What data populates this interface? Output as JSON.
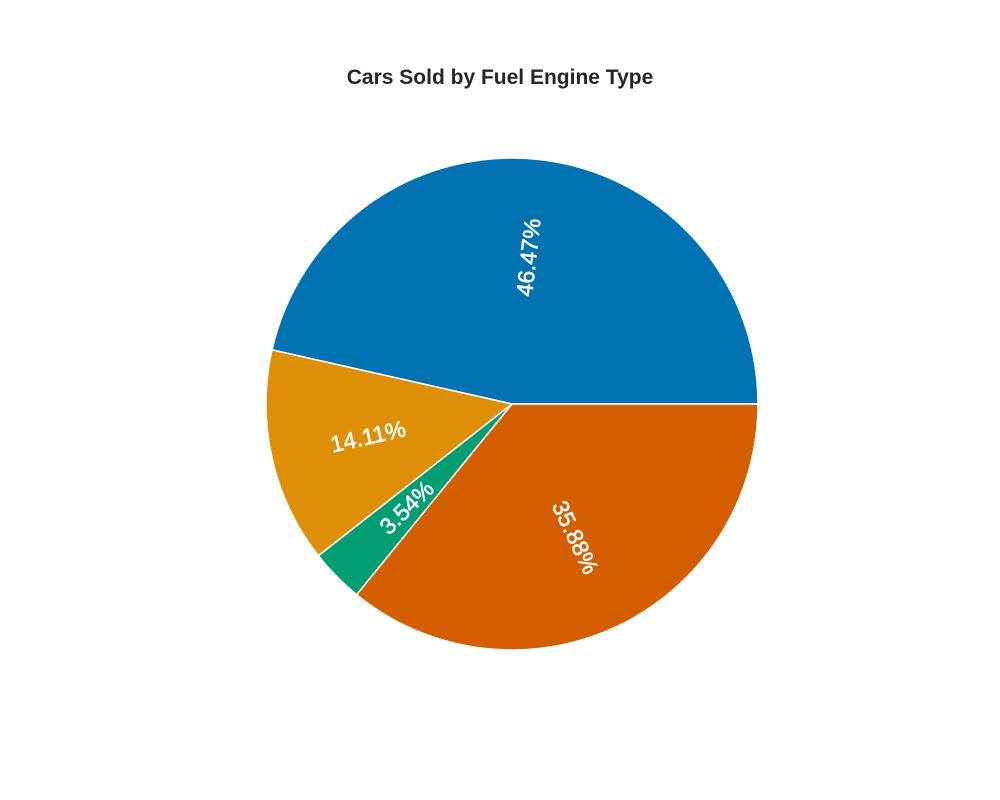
{
  "chart_data": {
    "type": "pie",
    "title": "Cars Sold by Fuel Engine Type",
    "slices": [
      {
        "label": "46.47%",
        "value": 46.47,
        "color": "#0173b2"
      },
      {
        "label": "14.11%",
        "value": 14.11,
        "color": "#de8f05"
      },
      {
        "label": "3.54%",
        "value": 3.54,
        "color": "#029e73"
      },
      {
        "label": "35.88%",
        "value": 35.88,
        "color": "#d55e00"
      }
    ],
    "start_angle_deg": 0,
    "direction": "counterclockwise",
    "slice_edge_color": "#ffffff",
    "legend": "none"
  }
}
◆ ◆ ◆ ◆ ◆
▶ [WHAT IS NEEDED] Write out the whole listing exactly, and drop the pictures.

▶ [THE OUTPUT]
What data populates this interface? Output as JSON.
{
  "chart_data": {
    "type": "pie",
    "title": "Cars Sold by Fuel Engine Type",
    "slices": [
      {
        "label": "46.47%",
        "value": 46.47,
        "color": "#0173b2"
      },
      {
        "label": "14.11%",
        "value": 14.11,
        "color": "#de8f05"
      },
      {
        "label": "3.54%",
        "value": 3.54,
        "color": "#029e73"
      },
      {
        "label": "35.88%",
        "value": 35.88,
        "color": "#d55e00"
      }
    ],
    "start_angle_deg": 0,
    "direction": "counterclockwise",
    "slice_edge_color": "#ffffff",
    "legend": "none"
  }
}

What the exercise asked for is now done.